-- START Extracted material --

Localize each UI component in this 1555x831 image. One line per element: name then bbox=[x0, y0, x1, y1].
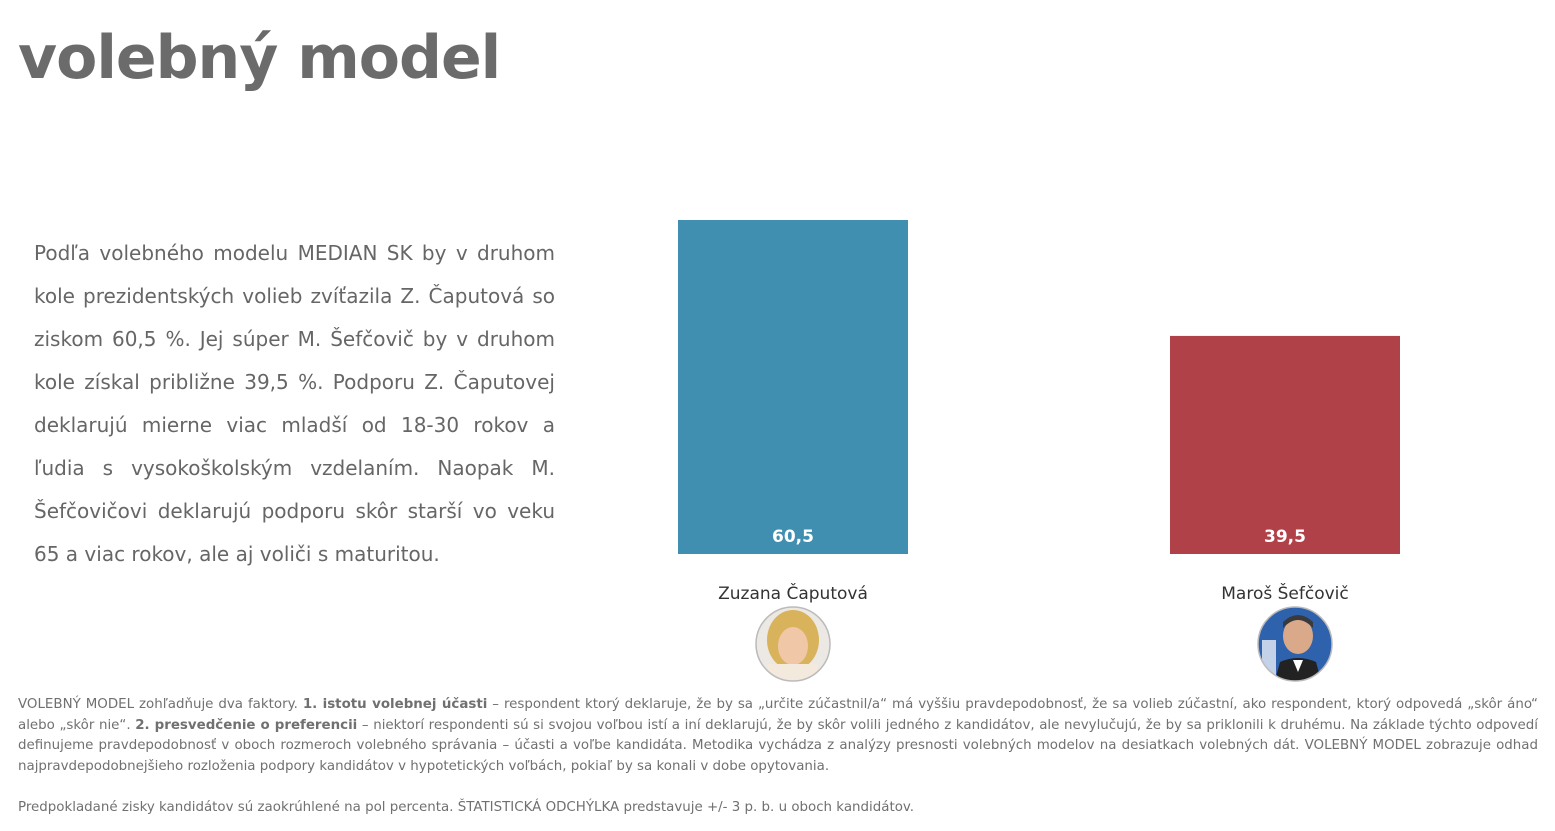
page-title: volebný model bbox=[18, 23, 501, 93]
bar-1 bbox=[678, 220, 908, 554]
bars-group: 60,5 Zuzana Čaputová 39,5 Maroš Šefčovič bbox=[678, 220, 1400, 604]
candidate-photo-sefcovic-icon bbox=[1257, 606, 1333, 682]
category-label-1: Zuzana Čaputová bbox=[718, 582, 868, 604]
bar-value-label-2: 39,5 bbox=[1264, 527, 1306, 547]
methodology-footnote: VOLEBNÝ MODEL zohľadňuje dva faktory. 1.… bbox=[18, 697, 1539, 774]
bar-value-label-1: 60,5 bbox=[772, 527, 814, 547]
bar-chart: 60,5 Zuzana Čaputová 39,5 Maroš Šefčovič bbox=[678, 220, 1400, 682]
description-text: Podľa volebného modelu MEDIAN SK by v dr… bbox=[34, 241, 555, 566]
candidate-photo-caputova-icon bbox=[755, 606, 831, 682]
rounding-footnote: Predpokladané zisky kandidátov sú zaokrú… bbox=[18, 800, 915, 815]
category-label-2: Maroš Šefčovič bbox=[1221, 582, 1348, 604]
bar-2 bbox=[1170, 335, 1400, 554]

-- END Extracted material --

**Written request:** Update the rows above so that every "bbox" becomes "box" and nothing else changes. Leave out the pictures.

**Exercise output:**
Localize each UI component in this 1555x831 image. One line per element: name then box=[x0, y0, x1, y1].
page-title: volebný model box=[18, 23, 501, 93]
bar-1 box=[678, 220, 908, 554]
bars-group: 60,5 Zuzana Čaputová 39,5 Maroš Šefčovič box=[678, 220, 1400, 604]
candidate-photo-sefcovic-icon box=[1257, 606, 1333, 682]
category-label-1: Zuzana Čaputová box=[718, 582, 868, 604]
bar-value-label-2: 39,5 box=[1264, 527, 1306, 547]
methodology-footnote: VOLEBNÝ MODEL zohľadňuje dva faktory. 1.… box=[18, 697, 1539, 774]
bar-value-label-1: 60,5 box=[772, 527, 814, 547]
bar-chart: 60,5 Zuzana Čaputová 39,5 Maroš Šefčovič box=[678, 220, 1400, 682]
description-text: Podľa volebného modelu MEDIAN SK by v dr… box=[34, 241, 555, 566]
candidate-photo-caputova-icon box=[755, 606, 831, 682]
rounding-footnote: Predpokladané zisky kandidátov sú zaokrú… box=[18, 800, 915, 815]
category-label-2: Maroš Šefčovič box=[1221, 582, 1348, 604]
bar-2 box=[1170, 335, 1400, 554]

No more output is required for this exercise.